------ PROVIDED RECORDS
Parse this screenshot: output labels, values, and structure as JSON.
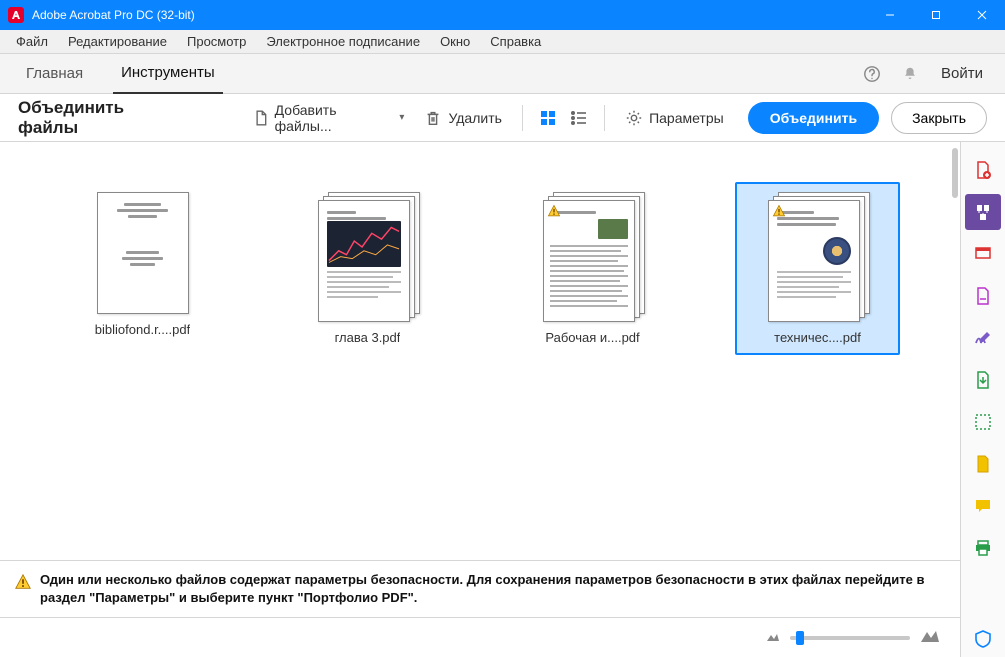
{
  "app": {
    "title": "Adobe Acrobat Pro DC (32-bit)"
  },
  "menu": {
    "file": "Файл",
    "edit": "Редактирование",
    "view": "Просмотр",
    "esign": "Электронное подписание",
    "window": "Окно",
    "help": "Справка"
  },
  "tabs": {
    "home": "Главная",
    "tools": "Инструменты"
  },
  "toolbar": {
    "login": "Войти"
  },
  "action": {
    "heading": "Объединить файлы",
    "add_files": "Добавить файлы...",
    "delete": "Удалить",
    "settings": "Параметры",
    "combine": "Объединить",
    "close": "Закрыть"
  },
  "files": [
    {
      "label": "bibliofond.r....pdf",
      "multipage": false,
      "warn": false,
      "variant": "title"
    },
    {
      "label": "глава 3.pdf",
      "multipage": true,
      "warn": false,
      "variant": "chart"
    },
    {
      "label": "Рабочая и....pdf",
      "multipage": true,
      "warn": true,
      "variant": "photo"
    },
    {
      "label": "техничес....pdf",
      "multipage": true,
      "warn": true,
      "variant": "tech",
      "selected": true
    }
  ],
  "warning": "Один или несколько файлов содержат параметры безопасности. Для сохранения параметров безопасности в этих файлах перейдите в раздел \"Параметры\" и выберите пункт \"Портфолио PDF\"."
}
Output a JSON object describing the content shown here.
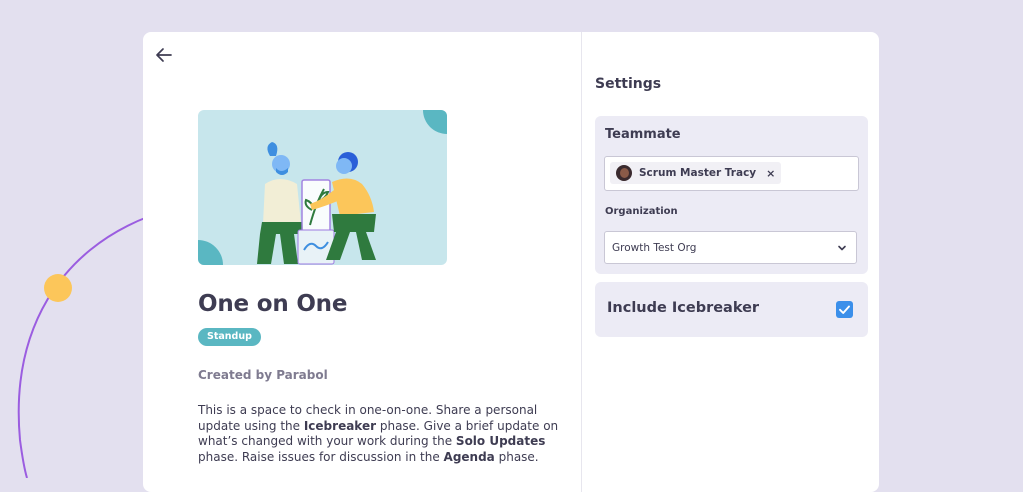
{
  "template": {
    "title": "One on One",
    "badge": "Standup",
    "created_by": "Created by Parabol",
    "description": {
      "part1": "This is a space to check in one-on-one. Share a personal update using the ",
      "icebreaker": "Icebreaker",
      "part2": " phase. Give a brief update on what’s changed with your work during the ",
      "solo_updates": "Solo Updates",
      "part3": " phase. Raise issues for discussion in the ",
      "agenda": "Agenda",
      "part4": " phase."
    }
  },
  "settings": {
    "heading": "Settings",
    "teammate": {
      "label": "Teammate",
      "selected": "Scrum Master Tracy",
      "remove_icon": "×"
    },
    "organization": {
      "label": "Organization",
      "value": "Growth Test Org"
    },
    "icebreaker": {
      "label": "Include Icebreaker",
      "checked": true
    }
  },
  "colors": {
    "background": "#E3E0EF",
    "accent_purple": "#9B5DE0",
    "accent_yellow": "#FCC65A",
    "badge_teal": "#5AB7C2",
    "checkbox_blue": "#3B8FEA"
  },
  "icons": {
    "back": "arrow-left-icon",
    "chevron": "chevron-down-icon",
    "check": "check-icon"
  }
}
------------
------ PROVIDED RECORDS
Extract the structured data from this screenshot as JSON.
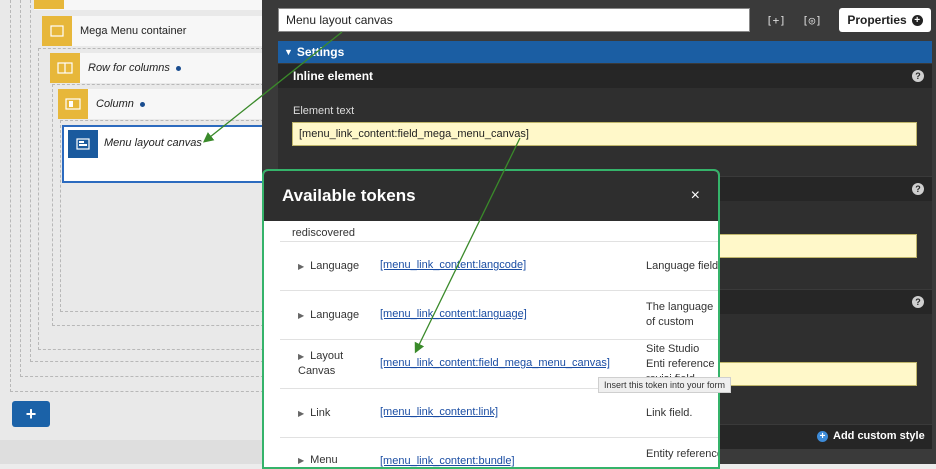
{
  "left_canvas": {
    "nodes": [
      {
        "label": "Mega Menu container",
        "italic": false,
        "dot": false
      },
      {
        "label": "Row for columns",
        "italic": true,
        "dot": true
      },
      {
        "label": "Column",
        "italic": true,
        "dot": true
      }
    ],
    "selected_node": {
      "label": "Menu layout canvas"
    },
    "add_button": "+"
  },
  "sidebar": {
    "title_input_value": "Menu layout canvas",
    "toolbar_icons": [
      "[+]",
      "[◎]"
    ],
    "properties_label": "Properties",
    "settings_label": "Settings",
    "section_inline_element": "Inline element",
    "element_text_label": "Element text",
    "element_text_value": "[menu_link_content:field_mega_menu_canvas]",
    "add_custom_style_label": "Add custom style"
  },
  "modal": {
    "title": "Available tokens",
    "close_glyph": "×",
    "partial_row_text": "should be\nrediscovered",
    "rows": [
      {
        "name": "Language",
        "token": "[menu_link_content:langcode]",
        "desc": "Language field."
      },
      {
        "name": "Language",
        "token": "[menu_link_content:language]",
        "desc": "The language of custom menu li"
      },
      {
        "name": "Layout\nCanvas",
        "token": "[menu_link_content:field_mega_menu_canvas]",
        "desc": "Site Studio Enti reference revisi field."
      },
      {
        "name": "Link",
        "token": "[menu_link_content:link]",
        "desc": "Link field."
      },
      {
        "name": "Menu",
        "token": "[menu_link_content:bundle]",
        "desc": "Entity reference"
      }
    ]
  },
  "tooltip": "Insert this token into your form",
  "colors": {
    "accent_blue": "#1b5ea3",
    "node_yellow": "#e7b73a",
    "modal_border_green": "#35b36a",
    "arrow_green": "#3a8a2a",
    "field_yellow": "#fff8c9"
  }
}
------------
WRITTEN PROBLEM :: Extract each line from the entries above that contains the string "phase".

REPLY ::
      "part2": " phase. Give a brief update on what’s changed with your work during the ",
      "part3": " phase. Raise issues for discussion in the ",
      "part4": " phase."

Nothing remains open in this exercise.